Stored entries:
##########

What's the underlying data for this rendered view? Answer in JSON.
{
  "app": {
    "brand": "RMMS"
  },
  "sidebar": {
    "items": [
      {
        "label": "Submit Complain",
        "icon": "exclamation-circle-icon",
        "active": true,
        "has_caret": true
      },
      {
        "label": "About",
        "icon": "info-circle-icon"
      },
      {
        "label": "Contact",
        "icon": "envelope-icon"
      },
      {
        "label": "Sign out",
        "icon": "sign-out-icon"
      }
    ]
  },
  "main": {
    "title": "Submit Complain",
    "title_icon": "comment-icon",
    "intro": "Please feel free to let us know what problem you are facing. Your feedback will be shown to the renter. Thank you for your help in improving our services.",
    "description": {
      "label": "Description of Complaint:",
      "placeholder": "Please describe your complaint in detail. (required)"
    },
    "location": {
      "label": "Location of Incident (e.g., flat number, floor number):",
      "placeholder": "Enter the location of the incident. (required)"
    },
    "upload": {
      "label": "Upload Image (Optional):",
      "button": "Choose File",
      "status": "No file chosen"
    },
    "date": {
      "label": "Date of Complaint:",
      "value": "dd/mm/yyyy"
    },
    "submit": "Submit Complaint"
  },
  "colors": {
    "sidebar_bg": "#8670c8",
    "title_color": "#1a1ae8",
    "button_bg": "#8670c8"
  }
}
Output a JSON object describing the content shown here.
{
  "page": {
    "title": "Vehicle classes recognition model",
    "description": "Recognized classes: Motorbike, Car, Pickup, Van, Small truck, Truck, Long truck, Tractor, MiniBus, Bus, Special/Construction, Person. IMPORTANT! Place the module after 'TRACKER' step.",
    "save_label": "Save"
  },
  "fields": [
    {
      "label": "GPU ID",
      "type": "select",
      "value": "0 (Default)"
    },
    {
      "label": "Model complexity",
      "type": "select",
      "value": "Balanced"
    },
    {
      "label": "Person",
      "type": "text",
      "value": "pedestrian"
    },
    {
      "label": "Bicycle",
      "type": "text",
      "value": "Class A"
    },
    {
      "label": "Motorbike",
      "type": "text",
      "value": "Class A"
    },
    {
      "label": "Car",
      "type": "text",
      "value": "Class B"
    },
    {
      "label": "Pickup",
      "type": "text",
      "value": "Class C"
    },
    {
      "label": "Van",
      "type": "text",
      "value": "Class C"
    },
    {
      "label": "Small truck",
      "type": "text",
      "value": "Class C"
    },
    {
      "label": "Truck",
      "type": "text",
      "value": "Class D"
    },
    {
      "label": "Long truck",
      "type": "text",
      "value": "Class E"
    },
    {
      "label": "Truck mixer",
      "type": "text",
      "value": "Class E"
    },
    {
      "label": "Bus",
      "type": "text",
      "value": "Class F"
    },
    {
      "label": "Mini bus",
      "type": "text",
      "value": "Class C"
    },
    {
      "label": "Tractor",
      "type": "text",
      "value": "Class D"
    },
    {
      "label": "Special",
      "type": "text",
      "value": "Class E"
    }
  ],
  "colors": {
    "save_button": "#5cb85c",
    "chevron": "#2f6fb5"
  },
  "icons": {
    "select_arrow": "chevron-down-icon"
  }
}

##########

### What needs to be done
Scan the material line by line and report each one that contains "classes".

### Solution below
    "title": "Vehicle classes recognition model",
    "description": "Recognized classes: Motorbike, Car, Pickup, Van, Small truck, Truck, Long truck, Tractor, MiniBus, Bus, Special/Construction, Person. IMPORTANT! Place the module after 'TRACKER' step.",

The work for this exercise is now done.